Data records
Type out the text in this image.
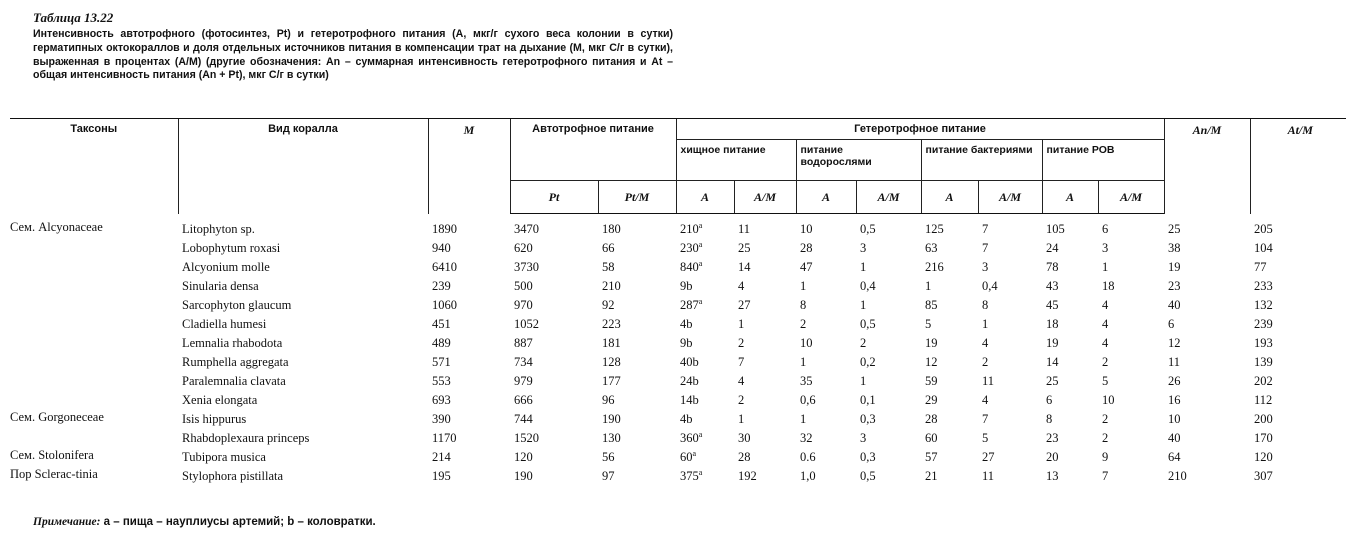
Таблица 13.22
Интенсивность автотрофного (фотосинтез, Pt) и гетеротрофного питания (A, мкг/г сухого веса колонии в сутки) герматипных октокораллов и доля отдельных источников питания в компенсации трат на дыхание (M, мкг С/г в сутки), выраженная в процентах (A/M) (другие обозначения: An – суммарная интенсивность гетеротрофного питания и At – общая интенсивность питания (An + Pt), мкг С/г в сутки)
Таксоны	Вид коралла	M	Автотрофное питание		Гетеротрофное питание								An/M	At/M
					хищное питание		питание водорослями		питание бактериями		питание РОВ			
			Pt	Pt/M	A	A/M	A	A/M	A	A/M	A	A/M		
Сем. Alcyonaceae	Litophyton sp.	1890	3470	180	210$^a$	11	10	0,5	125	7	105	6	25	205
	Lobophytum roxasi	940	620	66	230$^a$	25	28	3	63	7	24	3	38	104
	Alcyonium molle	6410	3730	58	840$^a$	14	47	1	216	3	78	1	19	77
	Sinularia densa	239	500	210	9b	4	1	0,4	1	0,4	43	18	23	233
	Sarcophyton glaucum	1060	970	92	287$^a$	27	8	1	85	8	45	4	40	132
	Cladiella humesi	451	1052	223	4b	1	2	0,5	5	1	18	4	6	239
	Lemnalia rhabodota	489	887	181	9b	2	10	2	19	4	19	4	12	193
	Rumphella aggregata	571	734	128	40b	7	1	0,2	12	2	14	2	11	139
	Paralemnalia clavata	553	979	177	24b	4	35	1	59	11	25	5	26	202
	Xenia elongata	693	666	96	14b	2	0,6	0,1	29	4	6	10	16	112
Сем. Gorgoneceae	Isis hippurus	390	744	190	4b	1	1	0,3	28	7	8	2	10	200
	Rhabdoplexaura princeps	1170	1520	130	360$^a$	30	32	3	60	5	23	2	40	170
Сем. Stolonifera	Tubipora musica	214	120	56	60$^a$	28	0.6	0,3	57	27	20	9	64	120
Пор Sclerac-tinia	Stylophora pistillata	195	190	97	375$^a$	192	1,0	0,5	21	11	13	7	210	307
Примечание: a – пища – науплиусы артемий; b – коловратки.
* * *
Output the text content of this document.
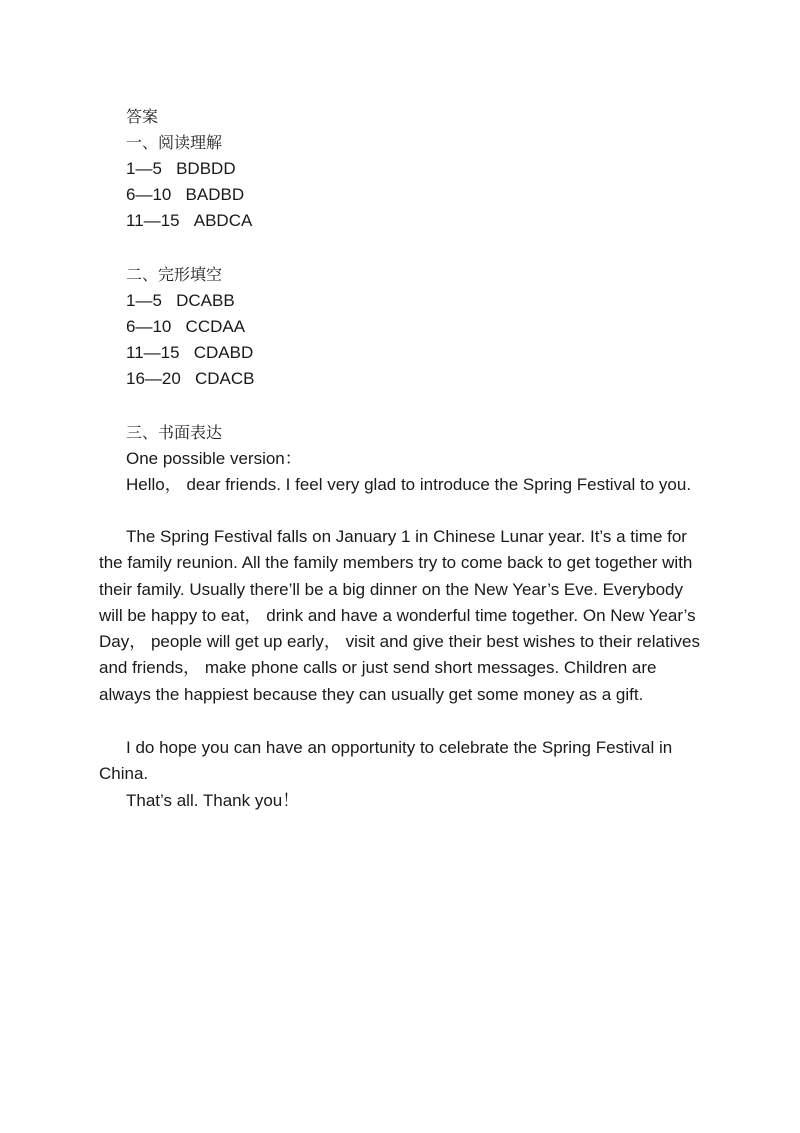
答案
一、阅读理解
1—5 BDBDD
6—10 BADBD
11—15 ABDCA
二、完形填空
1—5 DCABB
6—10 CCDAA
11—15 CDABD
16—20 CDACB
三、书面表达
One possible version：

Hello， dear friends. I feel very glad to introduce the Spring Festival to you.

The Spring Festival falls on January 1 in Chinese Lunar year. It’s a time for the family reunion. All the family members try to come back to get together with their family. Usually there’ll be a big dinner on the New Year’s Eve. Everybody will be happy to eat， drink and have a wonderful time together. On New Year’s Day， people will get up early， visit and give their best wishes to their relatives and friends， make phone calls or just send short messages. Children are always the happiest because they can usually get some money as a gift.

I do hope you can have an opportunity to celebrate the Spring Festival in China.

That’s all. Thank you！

Your goal
Collect every line from the records above that contains the word "this".

Final result
Type out the text in this image.
Output the text content of this document.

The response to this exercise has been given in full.